• _Entries_
>> start
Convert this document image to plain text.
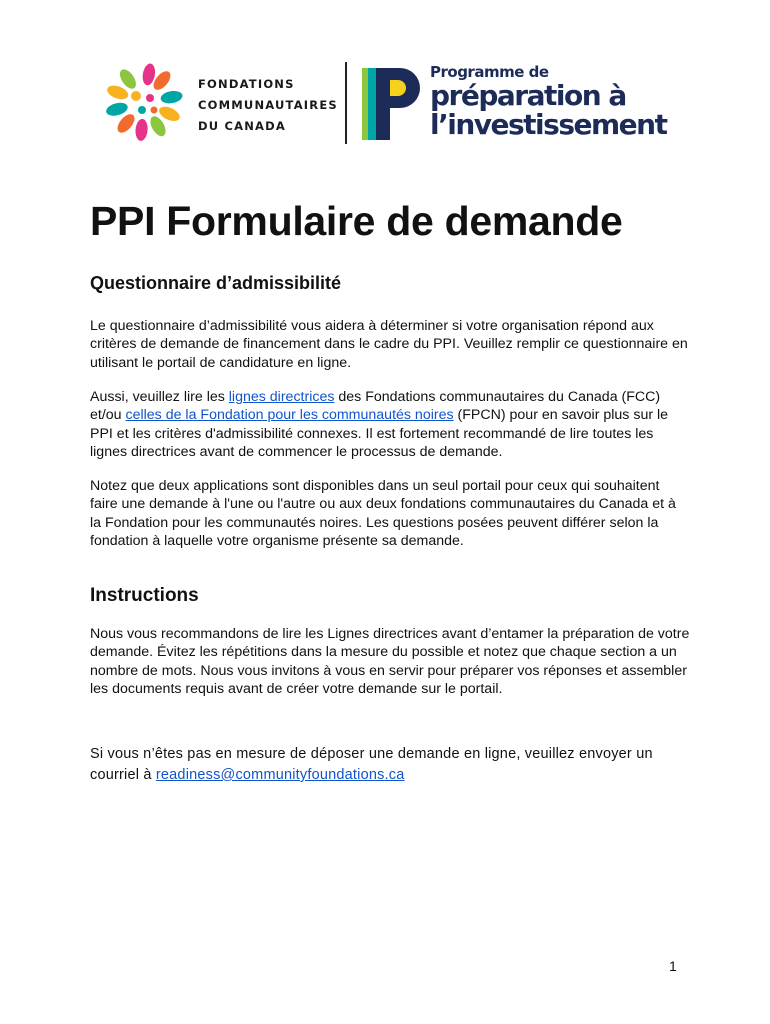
FONDATIONS
COMMUNAUTAIRES
DU CANADA
Programme de
préparation à
l’investissement
PPI Formulaire de demande
Questionnaire d’admissibilité

Le questionnaire d’admissibilité vous aidera à déterminer si votre organisation répond aux critères de demande de financement dans le cadre du PPI. Veuillez remplir ce questionnaire en utilisant le portail de candidature en ligne.

Aussi, veuillez lire les lignes directrices des Fondations communautaires du Canada (FCC) et/ou celles de la Fondation pour les communautés noires (FPCN) pour en savoir plus sur le PPI et les critères d'admissibilité connexes. Il est fortement recommandé de lire toutes les lignes directrices avant de commencer le processus de demande.

Notez que deux applications sont disponibles dans un seul portail pour ceux qui souhaitent faire une demande à l'une ou l'autre ou aux deux fondations communautaires du Canada et à la Fondation pour les communautés noires. Les questions posées peuvent différer selon la fondation à laquelle votre organisme présente sa demande.

Instructions

Nous vous recommandons de lire les Lignes directrices avant d’entamer la préparation de votre demande. Évitez les répétitions dans la mesure du possible et notez que chaque section a un nombre de mots. Nous vous invitons à vous en servir pour préparer vos réponses et assembler les documents requis avant de créer votre demande sur le portail.

Si vous n’êtes pas en mesure de déposer une demande en ligne, veuillez envoyer un courriel à readiness@communityfoundations.ca

1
>> end
• _Exercise prompt_
Output a faithful copy of the data, with each picture left out.

• _Response to this task_
Convert this document image to plain text.
FONDATIONS
COMMUNAUTAIRES
DU CANADA
Programme de
préparation à
l’investissement
PPI Formulaire de demande
Questionnaire d’admissibilité

Le questionnaire d’admissibilité vous aidera à déterminer si votre organisation répond aux critères de demande de financement dans le cadre du PPI. Veuillez remplir ce questionnaire en utilisant le portail de candidature en ligne.

Aussi, veuillez lire les lignes directrices des Fondations communautaires du Canada (FCC) et/ou celles de la Fondation pour les communautés noires (FPCN) pour en savoir plus sur le PPI et les critères d'admissibilité connexes. Il est fortement recommandé de lire toutes les lignes directrices avant de commencer le processus de demande.

Notez que deux applications sont disponibles dans un seul portail pour ceux qui souhaitent faire une demande à l'une ou l'autre ou aux deux fondations communautaires du Canada et à la Fondation pour les communautés noires. Les questions posées peuvent différer selon la fondation à laquelle votre organisme présente sa demande.

Instructions

Nous vous recommandons de lire les Lignes directrices avant d’entamer la préparation de votre demande. Évitez les répétitions dans la mesure du possible et notez que chaque section a un nombre de mots. Nous vous invitons à vous en servir pour préparer vos réponses et assembler les documents requis avant de créer votre demande sur le portail.

Si vous n’êtes pas en mesure de déposer une demande en ligne, veuillez envoyer un courriel à readiness@communityfoundations.ca

1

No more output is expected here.